● OBJECTIVE
Copy the material below word for word, line by line, leaving out the pictures.

(Annotated region listings)
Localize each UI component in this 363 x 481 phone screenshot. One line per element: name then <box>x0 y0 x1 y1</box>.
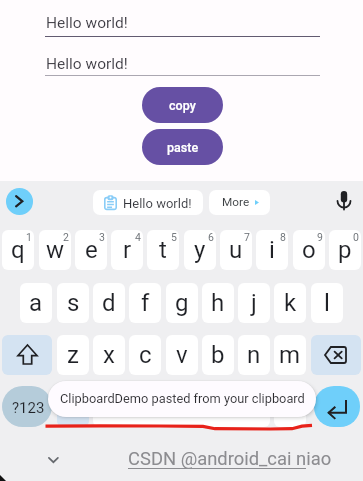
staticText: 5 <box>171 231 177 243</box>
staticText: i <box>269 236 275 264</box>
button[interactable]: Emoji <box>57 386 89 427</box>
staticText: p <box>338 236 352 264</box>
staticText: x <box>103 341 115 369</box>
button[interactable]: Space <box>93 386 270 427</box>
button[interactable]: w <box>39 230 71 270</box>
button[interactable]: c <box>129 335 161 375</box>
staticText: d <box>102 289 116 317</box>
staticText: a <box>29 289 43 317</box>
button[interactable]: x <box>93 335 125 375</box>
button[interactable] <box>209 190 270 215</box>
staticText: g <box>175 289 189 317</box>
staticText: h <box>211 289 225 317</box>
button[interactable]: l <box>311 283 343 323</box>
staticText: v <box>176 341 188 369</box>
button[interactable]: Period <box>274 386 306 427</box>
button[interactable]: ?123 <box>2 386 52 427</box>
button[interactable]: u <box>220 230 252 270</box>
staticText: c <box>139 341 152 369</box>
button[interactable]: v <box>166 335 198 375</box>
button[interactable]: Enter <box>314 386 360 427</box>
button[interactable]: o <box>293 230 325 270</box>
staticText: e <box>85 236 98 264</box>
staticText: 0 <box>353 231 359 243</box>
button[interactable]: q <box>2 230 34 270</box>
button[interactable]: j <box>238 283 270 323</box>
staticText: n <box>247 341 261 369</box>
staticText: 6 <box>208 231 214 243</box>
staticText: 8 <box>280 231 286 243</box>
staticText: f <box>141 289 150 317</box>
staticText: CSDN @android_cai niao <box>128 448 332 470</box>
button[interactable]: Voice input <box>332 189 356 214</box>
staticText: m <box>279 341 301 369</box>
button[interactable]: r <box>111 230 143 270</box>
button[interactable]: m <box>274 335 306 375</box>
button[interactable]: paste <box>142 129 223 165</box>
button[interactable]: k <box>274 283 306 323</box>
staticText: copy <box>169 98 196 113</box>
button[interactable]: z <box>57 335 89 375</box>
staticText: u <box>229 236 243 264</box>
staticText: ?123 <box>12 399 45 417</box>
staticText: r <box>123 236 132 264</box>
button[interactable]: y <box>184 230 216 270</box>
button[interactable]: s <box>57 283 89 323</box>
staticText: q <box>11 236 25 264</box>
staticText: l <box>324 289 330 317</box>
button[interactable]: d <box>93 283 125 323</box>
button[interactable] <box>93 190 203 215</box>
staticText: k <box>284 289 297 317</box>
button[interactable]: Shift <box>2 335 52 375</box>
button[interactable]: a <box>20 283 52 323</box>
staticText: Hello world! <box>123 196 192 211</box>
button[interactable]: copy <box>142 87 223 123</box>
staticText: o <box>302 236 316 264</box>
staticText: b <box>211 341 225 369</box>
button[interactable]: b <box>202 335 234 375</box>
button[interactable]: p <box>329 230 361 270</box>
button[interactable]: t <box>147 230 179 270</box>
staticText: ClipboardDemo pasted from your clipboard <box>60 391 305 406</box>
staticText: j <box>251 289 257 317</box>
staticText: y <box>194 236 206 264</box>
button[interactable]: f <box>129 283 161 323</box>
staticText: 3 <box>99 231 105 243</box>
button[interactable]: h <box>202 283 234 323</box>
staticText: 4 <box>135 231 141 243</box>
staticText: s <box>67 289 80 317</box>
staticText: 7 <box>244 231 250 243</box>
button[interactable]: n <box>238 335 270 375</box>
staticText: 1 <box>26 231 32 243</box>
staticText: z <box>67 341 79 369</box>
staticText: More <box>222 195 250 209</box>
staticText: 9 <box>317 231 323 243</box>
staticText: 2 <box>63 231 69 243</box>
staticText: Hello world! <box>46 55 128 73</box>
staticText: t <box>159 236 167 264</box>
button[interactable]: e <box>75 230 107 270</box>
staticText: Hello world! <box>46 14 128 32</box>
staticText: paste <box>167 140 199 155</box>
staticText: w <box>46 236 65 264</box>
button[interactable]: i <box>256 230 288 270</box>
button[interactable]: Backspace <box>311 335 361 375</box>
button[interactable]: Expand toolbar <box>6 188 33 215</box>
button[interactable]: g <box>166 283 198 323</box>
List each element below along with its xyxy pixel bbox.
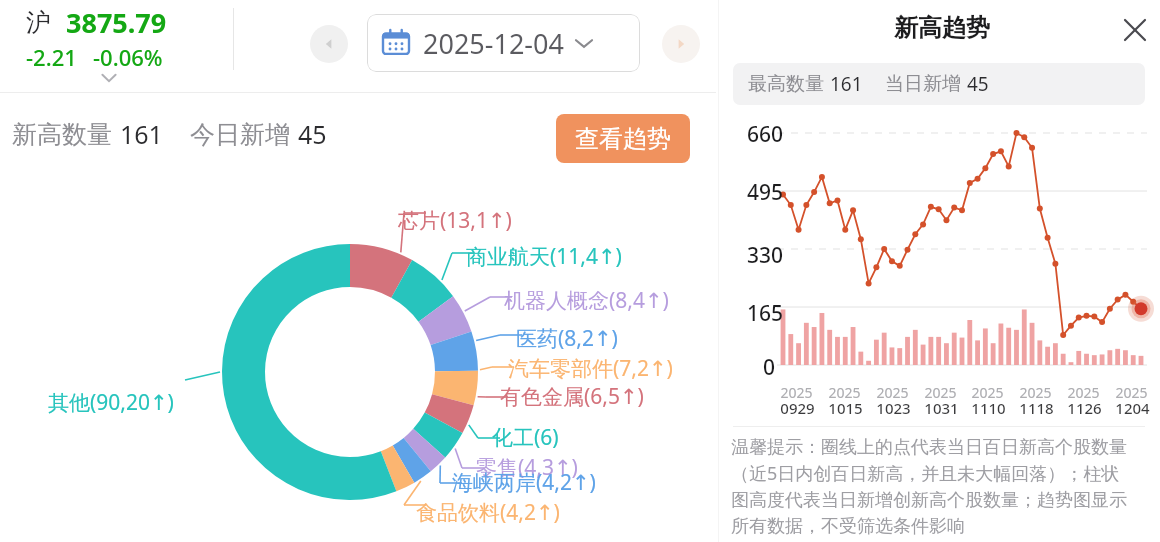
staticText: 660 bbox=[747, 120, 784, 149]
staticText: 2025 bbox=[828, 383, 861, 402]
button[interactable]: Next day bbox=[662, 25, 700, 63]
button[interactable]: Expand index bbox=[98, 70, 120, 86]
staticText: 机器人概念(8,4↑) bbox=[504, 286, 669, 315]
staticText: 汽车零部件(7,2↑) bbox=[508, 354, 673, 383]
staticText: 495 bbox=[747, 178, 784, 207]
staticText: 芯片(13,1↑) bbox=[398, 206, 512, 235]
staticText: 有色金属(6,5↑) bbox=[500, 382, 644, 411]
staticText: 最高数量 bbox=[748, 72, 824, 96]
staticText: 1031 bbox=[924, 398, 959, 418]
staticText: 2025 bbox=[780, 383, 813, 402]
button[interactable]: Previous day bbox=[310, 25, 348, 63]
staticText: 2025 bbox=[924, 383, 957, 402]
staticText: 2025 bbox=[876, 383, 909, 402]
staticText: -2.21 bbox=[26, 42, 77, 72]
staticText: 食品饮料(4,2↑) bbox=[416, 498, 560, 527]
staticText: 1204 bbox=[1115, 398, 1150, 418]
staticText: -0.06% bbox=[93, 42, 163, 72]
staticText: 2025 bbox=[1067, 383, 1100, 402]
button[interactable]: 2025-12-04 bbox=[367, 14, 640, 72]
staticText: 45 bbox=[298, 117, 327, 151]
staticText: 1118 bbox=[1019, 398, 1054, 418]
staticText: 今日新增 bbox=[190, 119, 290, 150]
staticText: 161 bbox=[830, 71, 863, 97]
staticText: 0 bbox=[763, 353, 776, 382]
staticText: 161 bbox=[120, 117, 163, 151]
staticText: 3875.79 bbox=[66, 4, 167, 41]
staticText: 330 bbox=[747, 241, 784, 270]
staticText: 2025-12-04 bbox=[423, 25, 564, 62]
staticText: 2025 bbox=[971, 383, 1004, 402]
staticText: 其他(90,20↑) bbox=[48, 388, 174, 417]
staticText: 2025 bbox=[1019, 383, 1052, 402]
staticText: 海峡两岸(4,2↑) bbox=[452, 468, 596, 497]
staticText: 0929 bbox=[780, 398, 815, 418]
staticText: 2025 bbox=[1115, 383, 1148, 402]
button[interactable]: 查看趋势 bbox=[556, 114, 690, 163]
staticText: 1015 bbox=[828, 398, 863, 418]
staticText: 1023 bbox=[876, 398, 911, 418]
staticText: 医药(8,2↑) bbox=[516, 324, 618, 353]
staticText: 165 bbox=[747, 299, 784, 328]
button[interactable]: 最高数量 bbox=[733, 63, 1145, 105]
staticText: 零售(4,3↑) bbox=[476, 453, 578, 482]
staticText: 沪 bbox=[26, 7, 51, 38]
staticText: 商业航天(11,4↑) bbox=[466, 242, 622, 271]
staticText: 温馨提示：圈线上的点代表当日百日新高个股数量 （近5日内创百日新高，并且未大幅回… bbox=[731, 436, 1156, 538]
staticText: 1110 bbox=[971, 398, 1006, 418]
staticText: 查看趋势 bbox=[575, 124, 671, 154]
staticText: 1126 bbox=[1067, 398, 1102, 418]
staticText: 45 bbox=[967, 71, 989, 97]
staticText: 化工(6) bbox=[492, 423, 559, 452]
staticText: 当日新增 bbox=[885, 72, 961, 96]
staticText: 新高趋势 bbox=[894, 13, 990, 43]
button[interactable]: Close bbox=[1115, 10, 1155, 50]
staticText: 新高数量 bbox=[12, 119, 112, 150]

● EXERCISE RESPONSE
Localize each UI component in this 363 x 481 phone screenshot. One line per element: name then <box>x0 y0 x1 y1</box>.
staticText: 5 <box>171 231 177 243</box>
staticText: i <box>269 236 275 264</box>
button[interactable]: Emoji <box>57 386 89 427</box>
staticText: p <box>338 236 352 264</box>
staticText: x <box>103 341 115 369</box>
button[interactable]: Space <box>93 386 270 427</box>
button[interactable]: w <box>39 230 71 270</box>
button[interactable]: c <box>129 335 161 375</box>
staticText: d <box>102 289 116 317</box>
staticText: a <box>29 289 43 317</box>
button[interactable]: x <box>93 335 125 375</box>
button[interactable] <box>209 190 270 215</box>
staticText: g <box>175 289 189 317</box>
staticText: h <box>211 289 225 317</box>
button[interactable]: l <box>311 283 343 323</box>
staticText: v <box>176 341 188 369</box>
button[interactable]: Period <box>274 386 306 427</box>
button[interactable]: ?123 <box>2 386 52 427</box>
button[interactable]: u <box>220 230 252 270</box>
staticText: c <box>139 341 152 369</box>
button[interactable]: v <box>166 335 198 375</box>
button[interactable]: Enter <box>314 386 360 427</box>
button[interactable]: o <box>293 230 325 270</box>
staticText: e <box>85 236 98 264</box>
staticText: 0 <box>353 231 359 243</box>
button[interactable]: q <box>2 230 34 270</box>
button[interactable]: j <box>238 283 270 323</box>
staticText: n <box>247 341 261 369</box>
staticText: 6 <box>208 231 214 243</box>
staticText: 8 <box>280 231 286 243</box>
staticText: f <box>141 289 150 317</box>
staticText: CSDN @android_cai niao <box>128 448 332 470</box>
button[interactable]: Voice input <box>332 189 356 214</box>
staticText: m <box>279 341 301 369</box>
button[interactable]: r <box>111 230 143 270</box>
button[interactable]: m <box>274 335 306 375</box>
button[interactable]: paste <box>142 129 223 165</box>
button[interactable]: k <box>274 283 306 323</box>
staticText: copy <box>169 98 196 113</box>
button[interactable]: z <box>57 335 89 375</box>
staticText: u <box>229 236 243 264</box>
staticText: ?123 <box>12 399 45 417</box>
staticText: r <box>123 236 132 264</box>
button[interactable]: y <box>184 230 216 270</box>
button[interactable]: s <box>57 283 89 323</box>
staticText: q <box>11 236 25 264</box>
staticText: l <box>324 289 330 317</box>
button[interactable]: d <box>93 283 125 323</box>
button[interactable] <box>93 190 203 215</box>
staticText: k <box>284 289 297 317</box>
button[interactable]: Shift <box>2 335 52 375</box>
button[interactable]: a <box>20 283 52 323</box>
staticText: Hello world! <box>123 196 192 211</box>
button[interactable]: copy <box>142 87 223 123</box>
staticText: o <box>302 236 316 264</box>
staticText: b <box>211 341 225 369</box>
button[interactable]: b <box>202 335 234 375</box>
button[interactable]: p <box>329 230 361 270</box>
button[interactable]: t <box>147 230 179 270</box>
staticText: ClipboardDemo pasted from your clipboard <box>60 391 305 406</box>
staticText: j <box>251 289 257 317</box>
staticText: y <box>194 236 206 264</box>
button[interactable]: f <box>129 283 161 323</box>
staticText: 3 <box>99 231 105 243</box>
button[interactable]: h <box>202 283 234 323</box>
staticText: 4 <box>135 231 141 243</box>
staticText: s <box>67 289 80 317</box>
staticText: 7 <box>244 231 250 243</box>
button[interactable]: n <box>238 335 270 375</box>
staticText: 1 <box>26 231 32 243</box>
staticText: z <box>67 341 79 369</box>
staticText: More <box>222 195 250 209</box>
staticText: 9 <box>317 231 323 243</box>
staticText: 2 <box>63 231 69 243</box>
staticText: Hello world! <box>46 55 128 73</box>
staticText: t <box>159 236 167 264</box>
button[interactable]: e <box>75 230 107 270</box>
staticText: Hello world! <box>46 14 128 32</box>
staticText: paste <box>167 140 199 155</box>
staticText: w <box>46 236 65 264</box>
button[interactable]: i <box>256 230 288 270</box>
button[interactable]: Backspace <box>311 335 361 375</box>
button[interactable]: Expand toolbar <box>6 188 33 215</box>
button[interactable]: g <box>166 283 198 323</box>
List each element below along with its xyxy pixel bbox.
staticText: 660 bbox=[747, 120, 784, 149]
staticText: 2025 bbox=[828, 383, 861, 402]
button[interactable]: Next day bbox=[662, 25, 700, 63]
button[interactable]: Expand index bbox=[98, 70, 120, 86]
staticText: 机器人概念(8,4↑) bbox=[504, 286, 669, 315]
staticText: 汽车零部件(7,2↑) bbox=[508, 354, 673, 383]
staticText: 495 bbox=[747, 178, 784, 207]
staticText: 芯片(13,1↑) bbox=[398, 206, 512, 235]
staticText: 有色金属(6,5↑) bbox=[500, 382, 644, 411]
staticText: 最高数量 bbox=[748, 72, 824, 96]
staticText: 1031 bbox=[924, 398, 959, 418]
staticText: 2025 bbox=[780, 383, 813, 402]
button[interactable]: Previous day bbox=[310, 25, 348, 63]
staticText: 2025 bbox=[924, 383, 957, 402]
staticText: 2025 bbox=[876, 383, 909, 402]
staticText: -2.21 bbox=[26, 42, 77, 72]
staticText: 食品饮料(4,2↑) bbox=[416, 498, 560, 527]
staticText: 1204 bbox=[1115, 398, 1150, 418]
staticText: -0.06% bbox=[93, 42, 163, 72]
staticText: 2025 bbox=[1067, 383, 1100, 402]
button[interactable]: 2025-12-04 bbox=[367, 14, 640, 72]
staticText: 45 bbox=[298, 117, 327, 151]
staticText: 1118 bbox=[1019, 398, 1054, 418]
staticText: 今日新增 bbox=[190, 119, 290, 150]
staticText: 161 bbox=[830, 71, 863, 97]
staticText: 0 bbox=[763, 353, 776, 382]
staticText: 161 bbox=[120, 117, 163, 151]
staticText: 3875.79 bbox=[66, 4, 167, 41]
staticText: 330 bbox=[747, 241, 784, 270]
staticText: 2025-12-04 bbox=[423, 25, 564, 62]
staticText: 2025 bbox=[971, 383, 1004, 402]
staticText: 其他(90,20↑) bbox=[48, 388, 174, 417]
staticText: 2025 bbox=[1019, 383, 1052, 402]
staticText: 海峡两岸(4,2↑) bbox=[452, 468, 596, 497]
staticText: 0929 bbox=[780, 398, 815, 418]
staticText: 2025 bbox=[1115, 383, 1148, 402]
button[interactable]: 查看趋势 bbox=[556, 114, 690, 163]
staticText: 1015 bbox=[828, 398, 863, 418]
staticText: 1023 bbox=[876, 398, 911, 418]
staticText: 医药(8,2↑) bbox=[516, 324, 618, 353]
staticText: 165 bbox=[747, 299, 784, 328]
button[interactable]: 最高数量 bbox=[733, 63, 1145, 105]
staticText: 零售(4,3↑) bbox=[476, 453, 578, 482]
staticText: 沪 bbox=[26, 7, 51, 38]
staticText: 商业航天(11,4↑) bbox=[466, 242, 622, 271]
staticText: 温馨提示：圈线上的点代表当日百日新高个股数量 （近5日内创百日新高，并且未大幅回… bbox=[731, 436, 1156, 538]
staticText: 1110 bbox=[971, 398, 1006, 418]
staticText: 查看趋势 bbox=[575, 124, 671, 154]
staticText: 1126 bbox=[1067, 398, 1102, 418]
staticText: 45 bbox=[967, 71, 989, 97]
staticText: 化工(6) bbox=[492, 423, 559, 452]
staticText: 当日新增 bbox=[885, 72, 961, 96]
staticText: 新高趋势 bbox=[894, 13, 990, 43]
button[interactable]: Close bbox=[1115, 10, 1155, 50]
staticText: 新高数量 bbox=[12, 119, 112, 150]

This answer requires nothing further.